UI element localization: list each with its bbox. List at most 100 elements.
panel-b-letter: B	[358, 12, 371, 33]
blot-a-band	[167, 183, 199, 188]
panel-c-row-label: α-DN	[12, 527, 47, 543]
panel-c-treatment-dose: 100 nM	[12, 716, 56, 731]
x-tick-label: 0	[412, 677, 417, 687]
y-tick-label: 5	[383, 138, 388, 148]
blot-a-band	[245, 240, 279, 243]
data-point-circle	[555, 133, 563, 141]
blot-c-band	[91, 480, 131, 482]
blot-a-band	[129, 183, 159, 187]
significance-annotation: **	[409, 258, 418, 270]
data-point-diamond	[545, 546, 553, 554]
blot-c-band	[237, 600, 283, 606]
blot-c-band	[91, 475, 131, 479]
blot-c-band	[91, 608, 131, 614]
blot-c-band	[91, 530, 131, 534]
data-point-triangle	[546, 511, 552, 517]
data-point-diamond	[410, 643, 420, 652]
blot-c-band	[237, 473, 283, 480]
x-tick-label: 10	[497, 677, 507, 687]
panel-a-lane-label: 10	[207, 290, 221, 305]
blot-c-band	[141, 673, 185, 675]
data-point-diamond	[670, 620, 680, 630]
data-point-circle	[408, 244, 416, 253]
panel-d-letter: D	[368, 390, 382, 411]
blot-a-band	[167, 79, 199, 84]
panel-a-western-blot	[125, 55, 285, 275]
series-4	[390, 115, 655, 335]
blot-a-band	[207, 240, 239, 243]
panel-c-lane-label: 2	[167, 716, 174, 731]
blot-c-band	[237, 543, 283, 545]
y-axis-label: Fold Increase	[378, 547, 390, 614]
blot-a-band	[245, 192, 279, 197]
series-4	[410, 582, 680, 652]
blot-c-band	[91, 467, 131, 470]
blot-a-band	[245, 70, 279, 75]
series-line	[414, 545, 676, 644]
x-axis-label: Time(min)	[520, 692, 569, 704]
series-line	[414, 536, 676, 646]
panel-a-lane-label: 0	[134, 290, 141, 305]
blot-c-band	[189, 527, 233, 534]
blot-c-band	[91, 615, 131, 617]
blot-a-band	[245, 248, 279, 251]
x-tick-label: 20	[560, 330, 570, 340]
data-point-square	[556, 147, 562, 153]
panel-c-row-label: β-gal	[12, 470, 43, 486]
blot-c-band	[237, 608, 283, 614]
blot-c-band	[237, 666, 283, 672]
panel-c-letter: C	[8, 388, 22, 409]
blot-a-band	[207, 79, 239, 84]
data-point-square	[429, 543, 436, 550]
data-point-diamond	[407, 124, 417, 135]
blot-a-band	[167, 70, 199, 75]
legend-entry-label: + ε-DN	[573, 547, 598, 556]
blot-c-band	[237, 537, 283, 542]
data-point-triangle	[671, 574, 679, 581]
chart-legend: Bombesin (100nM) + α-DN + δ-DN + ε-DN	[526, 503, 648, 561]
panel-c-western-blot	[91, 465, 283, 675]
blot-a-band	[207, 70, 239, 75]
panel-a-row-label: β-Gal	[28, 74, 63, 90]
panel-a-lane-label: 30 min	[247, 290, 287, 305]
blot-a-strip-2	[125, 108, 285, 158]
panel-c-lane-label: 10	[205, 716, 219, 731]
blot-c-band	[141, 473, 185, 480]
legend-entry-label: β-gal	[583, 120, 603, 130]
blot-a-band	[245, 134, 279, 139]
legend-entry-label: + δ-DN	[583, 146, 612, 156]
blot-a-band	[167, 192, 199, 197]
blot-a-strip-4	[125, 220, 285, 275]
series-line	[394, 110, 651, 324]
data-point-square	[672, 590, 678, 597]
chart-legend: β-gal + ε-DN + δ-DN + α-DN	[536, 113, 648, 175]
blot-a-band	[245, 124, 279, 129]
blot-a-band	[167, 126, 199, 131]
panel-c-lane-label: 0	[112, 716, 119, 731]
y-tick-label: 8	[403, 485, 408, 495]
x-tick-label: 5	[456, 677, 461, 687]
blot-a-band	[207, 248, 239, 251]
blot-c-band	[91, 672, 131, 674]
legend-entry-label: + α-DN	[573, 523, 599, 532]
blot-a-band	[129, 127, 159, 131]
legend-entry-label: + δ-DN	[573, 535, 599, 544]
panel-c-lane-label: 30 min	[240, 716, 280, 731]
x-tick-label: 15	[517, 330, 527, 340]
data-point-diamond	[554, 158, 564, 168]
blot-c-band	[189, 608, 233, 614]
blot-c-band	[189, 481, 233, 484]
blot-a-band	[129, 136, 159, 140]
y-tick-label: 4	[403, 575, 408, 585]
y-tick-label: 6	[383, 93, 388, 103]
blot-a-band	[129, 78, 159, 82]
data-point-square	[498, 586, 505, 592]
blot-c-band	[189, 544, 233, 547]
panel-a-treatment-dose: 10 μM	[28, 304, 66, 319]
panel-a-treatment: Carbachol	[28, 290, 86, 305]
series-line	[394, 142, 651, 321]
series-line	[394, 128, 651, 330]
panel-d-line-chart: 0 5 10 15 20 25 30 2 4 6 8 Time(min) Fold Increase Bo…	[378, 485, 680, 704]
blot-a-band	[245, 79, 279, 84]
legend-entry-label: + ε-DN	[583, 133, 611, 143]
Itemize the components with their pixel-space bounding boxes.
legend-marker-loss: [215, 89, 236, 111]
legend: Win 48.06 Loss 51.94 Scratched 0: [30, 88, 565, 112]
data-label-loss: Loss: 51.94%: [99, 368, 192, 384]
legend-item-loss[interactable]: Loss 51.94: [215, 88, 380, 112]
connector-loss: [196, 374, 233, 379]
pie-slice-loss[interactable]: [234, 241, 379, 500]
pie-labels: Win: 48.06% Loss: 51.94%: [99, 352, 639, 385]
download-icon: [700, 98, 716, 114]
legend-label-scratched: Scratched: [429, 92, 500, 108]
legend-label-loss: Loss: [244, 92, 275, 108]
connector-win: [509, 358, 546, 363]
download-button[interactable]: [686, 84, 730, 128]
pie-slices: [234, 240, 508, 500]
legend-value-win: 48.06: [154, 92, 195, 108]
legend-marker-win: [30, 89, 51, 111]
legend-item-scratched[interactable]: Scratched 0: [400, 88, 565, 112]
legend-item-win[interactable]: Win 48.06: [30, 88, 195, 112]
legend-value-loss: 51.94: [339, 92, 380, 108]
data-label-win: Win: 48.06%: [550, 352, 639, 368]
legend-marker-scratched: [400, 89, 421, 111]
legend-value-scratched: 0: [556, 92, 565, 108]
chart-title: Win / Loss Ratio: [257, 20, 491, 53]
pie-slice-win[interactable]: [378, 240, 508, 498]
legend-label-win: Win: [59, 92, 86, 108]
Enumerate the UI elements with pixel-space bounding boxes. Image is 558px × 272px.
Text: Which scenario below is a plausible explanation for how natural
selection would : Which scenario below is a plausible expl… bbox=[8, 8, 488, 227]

= = = = =

-- GOAL --
Reproduce the full listing, changing every occurrence of "Fold Increase" to "Relative Change" and leaving everything else unaltered.

-- SOLUTION TO THE PROBLEM --
UI element localization: list each with its bbox. List at most 100 elements.
panel-b-letter: B	[358, 12, 371, 33]
blot-a-band	[167, 183, 199, 188]
panel-c-row-label: α-DN	[12, 527, 47, 543]
panel-c-treatment-dose: 100 nM	[12, 716, 56, 731]
x-tick-label: 0	[412, 677, 417, 687]
y-tick-label: 5	[383, 138, 388, 148]
blot-a-band	[245, 240, 279, 243]
data-point-circle	[555, 133, 563, 141]
blot-c-band	[91, 480, 131, 482]
blot-a-band	[129, 183, 159, 187]
significance-annotation: **	[409, 258, 418, 270]
data-point-diamond	[545, 546, 553, 554]
blot-c-band	[237, 600, 283, 606]
blot-c-band	[91, 475, 131, 479]
blot-c-band	[91, 608, 131, 614]
blot-c-band	[91, 530, 131, 534]
data-point-triangle	[546, 511, 552, 517]
data-point-diamond	[410, 643, 420, 652]
blot-c-band	[237, 473, 283, 480]
x-tick-label: 10	[497, 677, 507, 687]
panel-a-lane-label: 10	[207, 290, 221, 305]
blot-c-band	[141, 673, 185, 675]
data-point-diamond	[670, 620, 680, 630]
data-point-circle	[408, 244, 416, 253]
panel-d-letter: D	[368, 390, 382, 411]
blot-a-band	[167, 79, 199, 84]
panel-a-western-blot	[125, 55, 285, 275]
series-4	[390, 115, 655, 335]
blot-a-band	[207, 240, 239, 243]
panel-c-lane-label: 2	[167, 716, 174, 731]
blot-c-band	[237, 543, 283, 545]
y-axis-label: Relative Change	[378, 547, 390, 614]
blot-a-band	[245, 192, 279, 197]
series-4	[410, 582, 680, 652]
blot-c-band	[91, 467, 131, 470]
blot-a-band	[245, 70, 279, 75]
series-line	[414, 545, 676, 644]
x-axis-label: Time(min)	[520, 692, 569, 704]
series-line	[414, 536, 676, 646]
panel-a-lane-label: 0	[134, 290, 141, 305]
blot-c-band	[189, 527, 233, 534]
blot-c-band	[91, 615, 131, 617]
blot-a-band	[245, 248, 279, 251]
x-tick-label: 20	[560, 330, 570, 340]
data-point-square	[556, 147, 562, 153]
panel-c-row-label: β-gal	[12, 470, 43, 486]
blot-c-band	[237, 608, 283, 614]
blot-c-band	[237, 666, 283, 672]
panel-c-letter: C	[8, 388, 22, 409]
blot-a-band	[207, 79, 239, 84]
data-point-square	[429, 543, 436, 550]
data-point-diamond	[407, 124, 417, 135]
blot-a-band	[167, 70, 199, 75]
legend-entry-label: + ε-DN	[573, 547, 598, 556]
blot-c-band	[237, 537, 283, 542]
data-point-triangle	[671, 574, 679, 581]
chart-legend: Bombesin (100nM) + α-DN + δ-DN + ε-DN	[526, 503, 648, 561]
panel-c-western-blot	[91, 465, 283, 675]
blot-a-band	[207, 70, 239, 75]
panel-a-row-label: β-Gal	[28, 74, 63, 90]
panel-a-lane-label: 30 min	[247, 290, 287, 305]
blot-a-strip-2	[125, 108, 285, 158]
panel-c-lane-label: 10	[205, 716, 219, 731]
blot-c-band	[141, 473, 185, 480]
legend-entry-label: β-gal	[583, 120, 603, 130]
blot-a-band	[245, 134, 279, 139]
legend-entry-label: + δ-DN	[583, 146, 612, 156]
blot-a-band	[167, 192, 199, 197]
blot-a-strip-4	[125, 220, 285, 275]
series-line	[394, 110, 651, 324]
data-point-square	[672, 590, 678, 597]
chart-legend: β-gal + ε-DN + δ-DN + α-DN	[536, 113, 648, 175]
blot-a-band	[245, 124, 279, 129]
blot-a-band	[167, 126, 199, 131]
panel-c-lane-label: 0	[112, 716, 119, 731]
y-tick-label: 8	[403, 485, 408, 495]
x-tick-label: 5	[456, 677, 461, 687]
blot-a-band	[207, 248, 239, 251]
blot-c-band	[91, 672, 131, 674]
legend-entry-label: + α-DN	[573, 523, 599, 532]
blot-a-band	[129, 127, 159, 131]
legend-entry-label: + δ-DN	[573, 535, 599, 544]
panel-c-lane-label: 30 min	[240, 716, 280, 731]
x-tick-label: 15	[517, 330, 527, 340]
data-point-diamond	[554, 158, 564, 168]
blot-c-band	[189, 608, 233, 614]
blot-c-band	[189, 481, 233, 484]
blot-a-band	[129, 136, 159, 140]
y-tick-label: 4	[403, 575, 408, 585]
y-tick-label: 6	[383, 93, 388, 103]
blot-a-band	[129, 78, 159, 82]
data-point-square	[498, 586, 505, 592]
blot-c-band	[189, 544, 233, 547]
panel-a-treatment-dose: 10 μM	[28, 304, 66, 319]
panel-a-treatment: Carbachol	[28, 290, 86, 305]
series-line	[394, 142, 651, 321]
series-line	[394, 128, 651, 330]
panel-d-line-chart: 0 5 10 15 20 25 30 2 4 6 8 Time(min) Relative Change Bo…	[378, 485, 680, 704]
blot-a-band	[245, 79, 279, 84]
legend-entry-label: + ε-DN	[583, 133, 611, 143]
Itemize the components with their pixel-space bounding boxes.
legend-marker-loss: [215, 89, 236, 111]
legend: Win 48.06 Loss 51.94 Scratched 0: [30, 88, 565, 112]
data-label-loss: Loss: 51.94%: [99, 368, 192, 384]
legend-item-loss[interactable]: Loss 51.94: [215, 88, 380, 112]
connector-loss: [196, 374, 233, 379]
pie-slice-loss[interactable]: [234, 241, 379, 500]
pie-labels: Win: 48.06% Loss: 51.94%: [99, 352, 639, 385]
download-icon: [700, 98, 716, 114]
legend-label-scratched: Scratched: [429, 92, 500, 108]
legend-label-loss: Loss: [244, 92, 275, 108]
connector-win: [509, 358, 546, 363]
download-button[interactable]: [686, 84, 730, 128]
pie-slices: [234, 240, 508, 500]
legend-value-win: 48.06: [154, 92, 195, 108]
legend-marker-win: [30, 89, 51, 111]
legend-item-scratched[interactable]: Scratched 0: [400, 88, 565, 112]
legend-item-win[interactable]: Win 48.06: [30, 88, 195, 112]
legend-value-loss: 51.94: [339, 92, 380, 108]
data-label-win: Win: 48.06%: [550, 352, 639, 368]
legend-marker-scratched: [400, 89, 421, 111]
legend-value-scratched: 0: [556, 92, 565, 108]
chart-title: Win / Loss Ratio: [257, 20, 491, 53]
pie-slice-win[interactable]: [378, 240, 508, 498]
legend-label-win: Win: [59, 92, 86, 108]
Enumerate the UI elements with pixel-space bounding boxes. Image is 558px × 272px.
Text: Which scenario below is a plausible explanation for how natural
selection would : Which scenario below is a plausible expl… bbox=[8, 8, 488, 227]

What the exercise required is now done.